(Recorded data)
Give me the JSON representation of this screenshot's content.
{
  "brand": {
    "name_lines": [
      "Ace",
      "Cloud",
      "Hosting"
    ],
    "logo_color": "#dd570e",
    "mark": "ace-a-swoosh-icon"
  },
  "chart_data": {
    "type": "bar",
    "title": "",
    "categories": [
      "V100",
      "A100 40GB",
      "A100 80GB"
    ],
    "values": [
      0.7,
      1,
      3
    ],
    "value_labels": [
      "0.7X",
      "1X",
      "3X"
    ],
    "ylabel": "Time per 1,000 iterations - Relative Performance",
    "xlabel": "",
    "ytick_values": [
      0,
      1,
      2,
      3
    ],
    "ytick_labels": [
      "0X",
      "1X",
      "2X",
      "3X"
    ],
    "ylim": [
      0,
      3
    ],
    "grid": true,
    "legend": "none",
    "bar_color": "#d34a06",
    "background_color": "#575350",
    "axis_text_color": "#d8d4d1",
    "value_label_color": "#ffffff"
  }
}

TASK PROMPT:
Take the listing above and write it out again exactly.

SOLUTION:
Give me the JSON representation of this screenshot's content.
{
  "brand": {
    "name_lines": [
      "Ace",
      "Cloud",
      "Hosting"
    ],
    "logo_color": "#dd570e",
    "mark": "ace-a-swoosh-icon"
  },
  "chart_data": {
    "type": "bar",
    "title": "",
    "categories": [
      "V100",
      "A100 40GB",
      "A100 80GB"
    ],
    "values": [
      0.7,
      1,
      3
    ],
    "value_labels": [
      "0.7X",
      "1X",
      "3X"
    ],
    "ylabel": "Time per 1,000 iterations - Relative Performance",
    "xlabel": "",
    "ytick_values": [
      0,
      1,
      2,
      3
    ],
    "ytick_labels": [
      "0X",
      "1X",
      "2X",
      "3X"
    ],
    "ylim": [
      0,
      3
    ],
    "grid": true,
    "legend": "none",
    "bar_color": "#d34a06",
    "background_color": "#575350",
    "axis_text_color": "#d8d4d1",
    "value_label_color": "#ffffff"
  }
}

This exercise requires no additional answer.